**Data shown**
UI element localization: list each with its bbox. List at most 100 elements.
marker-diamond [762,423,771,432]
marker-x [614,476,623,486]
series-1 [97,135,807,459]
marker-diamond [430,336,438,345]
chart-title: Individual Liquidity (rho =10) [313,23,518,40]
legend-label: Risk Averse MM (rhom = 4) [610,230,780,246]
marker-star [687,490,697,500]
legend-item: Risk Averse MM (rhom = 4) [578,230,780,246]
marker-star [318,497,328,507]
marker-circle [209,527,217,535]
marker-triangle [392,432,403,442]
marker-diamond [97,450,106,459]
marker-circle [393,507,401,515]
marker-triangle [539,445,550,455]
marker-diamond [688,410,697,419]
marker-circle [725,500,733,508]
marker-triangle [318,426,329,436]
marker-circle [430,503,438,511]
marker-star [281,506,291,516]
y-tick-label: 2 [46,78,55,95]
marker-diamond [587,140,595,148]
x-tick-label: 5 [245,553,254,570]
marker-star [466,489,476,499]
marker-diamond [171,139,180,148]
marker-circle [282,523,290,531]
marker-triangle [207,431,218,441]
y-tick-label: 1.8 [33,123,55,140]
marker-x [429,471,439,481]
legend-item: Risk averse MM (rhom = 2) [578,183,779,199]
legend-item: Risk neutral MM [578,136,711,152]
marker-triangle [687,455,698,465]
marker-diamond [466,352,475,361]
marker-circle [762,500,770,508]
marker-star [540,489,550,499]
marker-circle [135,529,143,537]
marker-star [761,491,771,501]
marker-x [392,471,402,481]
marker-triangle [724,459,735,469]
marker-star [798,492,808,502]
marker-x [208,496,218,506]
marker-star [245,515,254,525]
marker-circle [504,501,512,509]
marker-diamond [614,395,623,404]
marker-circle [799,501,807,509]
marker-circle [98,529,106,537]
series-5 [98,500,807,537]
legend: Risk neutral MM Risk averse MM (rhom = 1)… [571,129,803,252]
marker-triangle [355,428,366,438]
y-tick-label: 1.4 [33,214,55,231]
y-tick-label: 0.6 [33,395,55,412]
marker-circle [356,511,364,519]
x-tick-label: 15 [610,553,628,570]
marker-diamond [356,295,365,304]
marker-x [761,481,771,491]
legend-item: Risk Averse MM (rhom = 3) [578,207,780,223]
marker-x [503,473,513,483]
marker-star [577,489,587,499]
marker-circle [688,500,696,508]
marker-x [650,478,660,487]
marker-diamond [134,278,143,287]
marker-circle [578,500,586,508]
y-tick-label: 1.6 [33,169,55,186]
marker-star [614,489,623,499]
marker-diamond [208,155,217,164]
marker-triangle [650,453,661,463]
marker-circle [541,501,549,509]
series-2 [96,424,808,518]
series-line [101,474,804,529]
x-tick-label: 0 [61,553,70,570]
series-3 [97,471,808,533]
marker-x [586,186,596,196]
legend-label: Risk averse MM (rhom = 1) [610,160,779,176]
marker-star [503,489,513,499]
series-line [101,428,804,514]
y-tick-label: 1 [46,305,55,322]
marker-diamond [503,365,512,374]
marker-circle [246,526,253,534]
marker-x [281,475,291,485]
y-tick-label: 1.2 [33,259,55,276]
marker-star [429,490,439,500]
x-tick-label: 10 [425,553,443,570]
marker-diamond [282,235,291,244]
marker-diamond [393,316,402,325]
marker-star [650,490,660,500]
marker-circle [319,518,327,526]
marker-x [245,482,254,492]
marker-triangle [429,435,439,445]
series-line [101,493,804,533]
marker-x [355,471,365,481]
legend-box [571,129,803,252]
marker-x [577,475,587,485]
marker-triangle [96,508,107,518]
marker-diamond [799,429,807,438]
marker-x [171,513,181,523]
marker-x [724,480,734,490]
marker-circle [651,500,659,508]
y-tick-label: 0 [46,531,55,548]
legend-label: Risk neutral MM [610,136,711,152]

--

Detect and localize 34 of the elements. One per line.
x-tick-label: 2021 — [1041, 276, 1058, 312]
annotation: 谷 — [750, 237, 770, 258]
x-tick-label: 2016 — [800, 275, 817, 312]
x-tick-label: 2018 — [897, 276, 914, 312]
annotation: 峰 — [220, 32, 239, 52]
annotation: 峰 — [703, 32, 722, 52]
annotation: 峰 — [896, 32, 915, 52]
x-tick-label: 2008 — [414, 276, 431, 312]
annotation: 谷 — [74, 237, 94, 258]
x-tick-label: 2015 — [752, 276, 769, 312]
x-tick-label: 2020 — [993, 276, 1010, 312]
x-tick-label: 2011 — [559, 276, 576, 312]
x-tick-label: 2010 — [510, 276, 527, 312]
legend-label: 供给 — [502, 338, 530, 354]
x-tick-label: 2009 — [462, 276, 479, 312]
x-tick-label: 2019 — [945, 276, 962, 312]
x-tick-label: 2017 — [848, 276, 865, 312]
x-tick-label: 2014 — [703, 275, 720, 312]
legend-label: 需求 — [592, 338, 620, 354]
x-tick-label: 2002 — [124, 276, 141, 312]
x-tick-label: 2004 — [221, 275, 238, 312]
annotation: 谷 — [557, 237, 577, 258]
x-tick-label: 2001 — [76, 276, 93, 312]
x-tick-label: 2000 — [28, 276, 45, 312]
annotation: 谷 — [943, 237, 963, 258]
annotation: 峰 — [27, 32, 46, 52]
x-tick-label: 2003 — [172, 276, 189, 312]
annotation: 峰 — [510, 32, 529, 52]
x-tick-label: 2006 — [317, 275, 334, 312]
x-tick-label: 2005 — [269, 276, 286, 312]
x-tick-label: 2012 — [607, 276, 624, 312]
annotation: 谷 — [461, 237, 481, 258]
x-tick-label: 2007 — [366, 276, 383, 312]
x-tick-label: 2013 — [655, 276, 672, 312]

**The exercise**
Reproduce the listing verbatim, starting at the line that contains "UI element localization: list" and ending at the line that contains "marker-triangle [392,432,403,442]", with both of those lines included.

**Problem solution**
UI element localization: list each with its bbox. List at most 100 elements.
marker-diamond [762,423,771,432]
marker-x [614,476,623,486]
series-1 [97,135,807,459]
marker-diamond [430,336,438,345]
chart-title: Individual Liquidity (rho =10) [313,23,518,40]
legend-label: Risk Averse MM (rhom = 4) [610,230,780,246]
marker-star [687,490,697,500]
legend-item: Risk Averse MM (rhom = 4) [578,230,780,246]
marker-star [318,497,328,507]
marker-circle [209,527,217,535]
marker-triangle [392,432,403,442]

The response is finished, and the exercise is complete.